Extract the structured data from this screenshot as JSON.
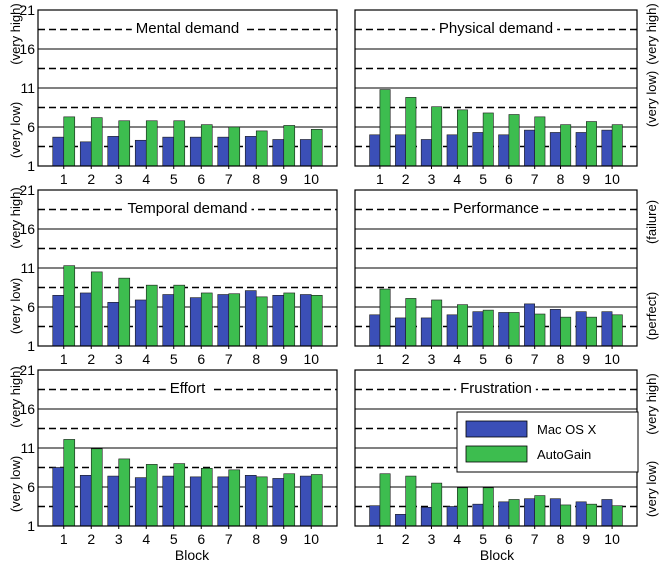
{
  "figure": {
    "x_title": "Block",
    "left_scale": {
      "low": "(very low)",
      "high": "(very high)"
    },
    "right_scale_default": {
      "low": "(very low)",
      "high": "(very high)"
    },
    "right_scale_performance": {
      "low": "(perfect)",
      "high": "(failure)"
    }
  },
  "legend": {
    "entries": [
      {
        "label": "Mac OS X",
        "color": "#3b4fb7"
      },
      {
        "label": "AutoGain",
        "color": "#3dbd4f"
      }
    ]
  },
  "colors": {
    "mac": "#3b4fb7",
    "autogain": "#3dbd4f"
  },
  "chart_data": [
    {
      "type": "bar",
      "title": "Mental demand",
      "categories": [
        "1",
        "2",
        "3",
        "4",
        "5",
        "6",
        "7",
        "8",
        "9",
        "10"
      ],
      "ylim": [
        1,
        21
      ],
      "yticks": [
        1,
        6,
        11,
        16,
        21
      ],
      "gridlines": [
        3.5,
        8.5,
        13.5,
        18.5
      ],
      "grid": "dashed",
      "series": [
        {
          "name": "Mac OS X",
          "values": [
            4.7,
            4.1,
            4.8,
            4.3,
            4.7,
            4.7,
            4.7,
            4.8,
            4.4,
            4.4
          ]
        },
        {
          "name": "AutoGain",
          "values": [
            7.3,
            7.2,
            6.8,
            6.8,
            6.8,
            6.3,
            6.0,
            5.5,
            6.2,
            5.7
          ]
        }
      ]
    },
    {
      "type": "bar",
      "title": "Physical demand",
      "categories": [
        "1",
        "2",
        "3",
        "4",
        "5",
        "6",
        "7",
        "8",
        "9",
        "10"
      ],
      "ylim": [
        1,
        21
      ],
      "yticks": [
        1,
        6,
        11,
        16,
        21
      ],
      "gridlines": [
        3.5,
        8.5,
        13.5,
        18.5
      ],
      "grid": "dashed",
      "series": [
        {
          "name": "Mac OS X",
          "values": [
            5.0,
            5.0,
            4.4,
            5.0,
            5.3,
            5.0,
            5.6,
            5.3,
            5.3,
            5.6
          ]
        },
        {
          "name": "AutoGain",
          "values": [
            10.8,
            9.8,
            8.6,
            8.2,
            7.8,
            7.6,
            7.3,
            6.3,
            6.7,
            6.3
          ]
        }
      ]
    },
    {
      "type": "bar",
      "title": "Temporal demand",
      "categories": [
        "1",
        "2",
        "3",
        "4",
        "5",
        "6",
        "7",
        "8",
        "9",
        "10"
      ],
      "ylim": [
        1,
        21
      ],
      "yticks": [
        1,
        6,
        11,
        16,
        21
      ],
      "gridlines": [
        3.5,
        8.5,
        13.5,
        18.5
      ],
      "grid": "dashed",
      "series": [
        {
          "name": "Mac OS X",
          "values": [
            7.5,
            7.8,
            6.6,
            6.9,
            7.6,
            7.2,
            7.6,
            8.1,
            7.5,
            7.6
          ]
        },
        {
          "name": "AutoGain",
          "values": [
            11.3,
            10.5,
            9.7,
            8.8,
            8.8,
            7.8,
            7.7,
            7.3,
            7.8,
            7.5
          ]
        }
      ]
    },
    {
      "type": "bar",
      "title": "Performance",
      "categories": [
        "1",
        "2",
        "3",
        "4",
        "5",
        "6",
        "7",
        "8",
        "9",
        "10"
      ],
      "ylim": [
        1,
        21
      ],
      "yticks": [
        1,
        6,
        11,
        16,
        21
      ],
      "gridlines": [
        3.5,
        8.5,
        13.5,
        18.5
      ],
      "grid": "dashed",
      "series": [
        {
          "name": "Mac OS X",
          "values": [
            5.0,
            4.6,
            4.6,
            5.0,
            5.4,
            5.3,
            6.4,
            5.7,
            5.4,
            5.4
          ]
        },
        {
          "name": "AutoGain",
          "values": [
            8.3,
            7.1,
            6.9,
            6.3,
            5.6,
            5.3,
            5.1,
            4.7,
            4.7,
            5.0
          ]
        }
      ]
    },
    {
      "type": "bar",
      "title": "Effort",
      "categories": [
        "1",
        "2",
        "3",
        "4",
        "5",
        "6",
        "7",
        "8",
        "9",
        "10"
      ],
      "xlabel": "Block",
      "ylim": [
        1,
        21
      ],
      "yticks": [
        1,
        6,
        11,
        16,
        21
      ],
      "gridlines": [
        3.5,
        8.5,
        13.5,
        18.5
      ],
      "grid": "dashed",
      "series": [
        {
          "name": "Mac OS X",
          "values": [
            8.5,
            7.5,
            7.4,
            7.2,
            7.4,
            7.3,
            7.3,
            7.5,
            7.1,
            7.4
          ]
        },
        {
          "name": "AutoGain",
          "values": [
            12.1,
            10.9,
            9.6,
            8.9,
            9.0,
            8.4,
            8.2,
            7.3,
            7.7,
            7.6
          ]
        }
      ]
    },
    {
      "type": "bar",
      "title": "Frustration",
      "categories": [
        "1",
        "2",
        "3",
        "4",
        "5",
        "6",
        "7",
        "8",
        "9",
        "10"
      ],
      "xlabel": "Block",
      "ylim": [
        1,
        21
      ],
      "yticks": [
        1,
        6,
        11,
        16,
        21
      ],
      "gridlines": [
        3.5,
        8.5,
        13.5,
        18.5
      ],
      "grid": "dashed",
      "legend": "right",
      "series": [
        {
          "name": "Mac OS X",
          "values": [
            3.6,
            2.5,
            3.4,
            3.5,
            3.8,
            4.1,
            4.5,
            4.5,
            4.1,
            4.4
          ]
        },
        {
          "name": "AutoGain",
          "values": [
            7.7,
            7.4,
            6.5,
            5.9,
            5.9,
            4.4,
            4.9,
            3.7,
            3.8,
            3.6
          ]
        }
      ]
    }
  ]
}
********************
Among the records above, find each line holding the string "demand" and pull it out.

### Response to the task
      "title": "Mental demand",
      "title": "Physical demand",
      "title": "Temporal demand",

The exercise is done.